## SET TASK
Among the lines below, count those containing the word "color". Give the number only.

Entries with figure data:
>> START

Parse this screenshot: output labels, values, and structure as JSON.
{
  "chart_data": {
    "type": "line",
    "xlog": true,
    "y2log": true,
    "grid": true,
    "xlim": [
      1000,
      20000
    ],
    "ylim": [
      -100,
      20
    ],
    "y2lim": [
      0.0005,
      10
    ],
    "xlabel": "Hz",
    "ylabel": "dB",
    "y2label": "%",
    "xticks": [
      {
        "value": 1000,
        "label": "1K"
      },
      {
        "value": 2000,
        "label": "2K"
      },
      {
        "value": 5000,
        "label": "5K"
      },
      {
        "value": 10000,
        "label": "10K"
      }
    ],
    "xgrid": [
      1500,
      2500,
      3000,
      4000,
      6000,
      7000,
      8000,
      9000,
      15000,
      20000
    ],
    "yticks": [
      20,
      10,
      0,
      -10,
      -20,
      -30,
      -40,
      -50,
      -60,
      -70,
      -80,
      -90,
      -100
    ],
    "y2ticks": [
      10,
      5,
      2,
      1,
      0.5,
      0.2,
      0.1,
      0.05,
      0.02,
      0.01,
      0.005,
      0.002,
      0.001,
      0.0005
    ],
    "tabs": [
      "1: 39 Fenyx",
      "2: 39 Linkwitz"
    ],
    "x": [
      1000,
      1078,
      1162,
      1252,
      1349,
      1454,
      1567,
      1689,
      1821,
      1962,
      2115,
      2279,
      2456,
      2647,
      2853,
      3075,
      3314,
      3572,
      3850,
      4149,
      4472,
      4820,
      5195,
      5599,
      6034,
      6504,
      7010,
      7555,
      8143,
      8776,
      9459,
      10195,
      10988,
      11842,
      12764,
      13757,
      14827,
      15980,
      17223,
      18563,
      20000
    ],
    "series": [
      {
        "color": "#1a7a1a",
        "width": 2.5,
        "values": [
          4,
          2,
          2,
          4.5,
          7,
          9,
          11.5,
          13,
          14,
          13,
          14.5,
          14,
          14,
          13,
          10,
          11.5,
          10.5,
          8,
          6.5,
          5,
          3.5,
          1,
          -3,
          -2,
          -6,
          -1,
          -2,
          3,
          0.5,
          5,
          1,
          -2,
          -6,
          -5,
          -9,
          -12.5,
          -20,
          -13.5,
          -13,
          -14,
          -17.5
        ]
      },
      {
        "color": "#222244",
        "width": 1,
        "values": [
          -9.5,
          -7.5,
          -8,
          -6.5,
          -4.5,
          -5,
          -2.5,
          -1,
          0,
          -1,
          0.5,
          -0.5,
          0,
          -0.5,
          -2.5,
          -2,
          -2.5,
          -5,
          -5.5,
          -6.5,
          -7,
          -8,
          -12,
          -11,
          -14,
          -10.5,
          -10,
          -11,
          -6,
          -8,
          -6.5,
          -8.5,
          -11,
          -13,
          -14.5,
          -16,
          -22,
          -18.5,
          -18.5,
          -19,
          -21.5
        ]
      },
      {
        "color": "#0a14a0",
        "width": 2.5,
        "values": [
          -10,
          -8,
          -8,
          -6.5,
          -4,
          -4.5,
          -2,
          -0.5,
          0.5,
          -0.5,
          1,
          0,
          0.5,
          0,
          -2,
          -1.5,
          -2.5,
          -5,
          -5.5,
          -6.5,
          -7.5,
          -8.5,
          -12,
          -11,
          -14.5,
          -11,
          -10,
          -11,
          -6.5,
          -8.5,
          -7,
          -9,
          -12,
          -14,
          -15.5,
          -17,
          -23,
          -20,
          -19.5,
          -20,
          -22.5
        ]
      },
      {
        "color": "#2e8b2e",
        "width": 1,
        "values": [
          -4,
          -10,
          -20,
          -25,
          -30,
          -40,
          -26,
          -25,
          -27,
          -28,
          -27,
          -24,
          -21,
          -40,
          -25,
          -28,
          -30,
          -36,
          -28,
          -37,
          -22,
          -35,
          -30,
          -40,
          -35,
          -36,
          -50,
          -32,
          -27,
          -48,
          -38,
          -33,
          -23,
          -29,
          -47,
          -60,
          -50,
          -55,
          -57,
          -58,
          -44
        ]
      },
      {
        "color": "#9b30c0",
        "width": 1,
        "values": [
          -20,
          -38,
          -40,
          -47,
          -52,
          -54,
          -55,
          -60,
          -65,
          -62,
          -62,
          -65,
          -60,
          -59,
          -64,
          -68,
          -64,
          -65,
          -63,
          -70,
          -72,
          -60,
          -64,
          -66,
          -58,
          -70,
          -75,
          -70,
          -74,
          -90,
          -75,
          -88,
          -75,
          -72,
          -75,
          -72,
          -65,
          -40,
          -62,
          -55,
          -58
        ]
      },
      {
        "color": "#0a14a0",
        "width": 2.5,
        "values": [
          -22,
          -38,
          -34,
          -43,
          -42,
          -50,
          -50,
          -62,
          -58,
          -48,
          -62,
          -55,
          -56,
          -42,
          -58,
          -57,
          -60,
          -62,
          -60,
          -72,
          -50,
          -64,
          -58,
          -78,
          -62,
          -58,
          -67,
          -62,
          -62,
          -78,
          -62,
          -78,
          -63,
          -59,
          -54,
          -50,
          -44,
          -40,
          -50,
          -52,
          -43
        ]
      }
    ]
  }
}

>> END

## ANSWER TO THE TASK
6